◆ Given exercise:
What follows is a listing; restate every line of it word for word.

◆ Listing:
☆ ☆ ☆ ☆

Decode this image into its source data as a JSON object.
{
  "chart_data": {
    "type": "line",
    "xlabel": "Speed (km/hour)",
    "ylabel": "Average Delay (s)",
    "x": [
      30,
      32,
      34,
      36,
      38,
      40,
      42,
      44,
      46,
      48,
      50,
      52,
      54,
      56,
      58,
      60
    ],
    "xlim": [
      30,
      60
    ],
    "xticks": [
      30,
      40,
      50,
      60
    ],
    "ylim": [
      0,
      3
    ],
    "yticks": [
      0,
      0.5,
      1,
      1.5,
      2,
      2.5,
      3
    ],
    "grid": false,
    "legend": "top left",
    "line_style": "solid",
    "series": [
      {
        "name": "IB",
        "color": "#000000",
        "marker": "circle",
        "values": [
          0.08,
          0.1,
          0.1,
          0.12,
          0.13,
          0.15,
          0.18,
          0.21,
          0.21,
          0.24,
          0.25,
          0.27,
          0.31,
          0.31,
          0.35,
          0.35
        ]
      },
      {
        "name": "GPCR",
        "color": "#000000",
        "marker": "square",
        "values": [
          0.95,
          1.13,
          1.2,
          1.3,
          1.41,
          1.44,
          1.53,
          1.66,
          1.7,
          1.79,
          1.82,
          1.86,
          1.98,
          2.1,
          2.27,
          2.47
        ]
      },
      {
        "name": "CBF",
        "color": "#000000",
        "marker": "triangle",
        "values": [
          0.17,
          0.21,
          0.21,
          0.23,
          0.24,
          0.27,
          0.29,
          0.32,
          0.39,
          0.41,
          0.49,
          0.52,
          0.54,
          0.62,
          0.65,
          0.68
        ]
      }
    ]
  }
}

☆ ☆ ☆ ☆

◆ Exercise response:
Decode this image into its source data as a JSON object.
{
  "chart_data": {
    "type": "line",
    "xlabel": "Speed (km/hour)",
    "ylabel": "Average Delay (s)",
    "x": [
      30,
      32,
      34,
      36,
      38,
      40,
      42,
      44,
      46,
      48,
      50,
      52,
      54,
      56,
      58,
      60
    ],
    "xlim": [
      30,
      60
    ],
    "xticks": [
      30,
      40,
      50,
      60
    ],
    "ylim": [
      0,
      3
    ],
    "yticks": [
      0,
      0.5,
      1,
      1.5,
      2,
      2.5,
      3
    ],
    "grid": false,
    "legend": "top left",
    "line_style": "solid",
    "series": [
      {
        "name": "IB",
        "color": "#000000",
        "marker": "circle",
        "values": [
          0.08,
          0.1,
          0.1,
          0.12,
          0.13,
          0.15,
          0.18,
          0.21,
          0.21,
          0.24,
          0.25,
          0.27,
          0.31,
          0.31,
          0.35,
          0.35
        ]
      },
      {
        "name": "GPCR",
        "color": "#000000",
        "marker": "square",
        "values": [
          0.95,
          1.13,
          1.2,
          1.3,
          1.41,
          1.44,
          1.53,
          1.66,
          1.7,
          1.79,
          1.82,
          1.86,
          1.98,
          2.1,
          2.27,
          2.47
        ]
      },
      {
        "name": "CBF",
        "color": "#000000",
        "marker": "triangle",
        "values": [
          0.17,
          0.21,
          0.21,
          0.23,
          0.24,
          0.27,
          0.29,
          0.32,
          0.39,
          0.41,
          0.49,
          0.52,
          0.54,
          0.62,
          0.65,
          0.68
        ]
      }
    ]
  }
}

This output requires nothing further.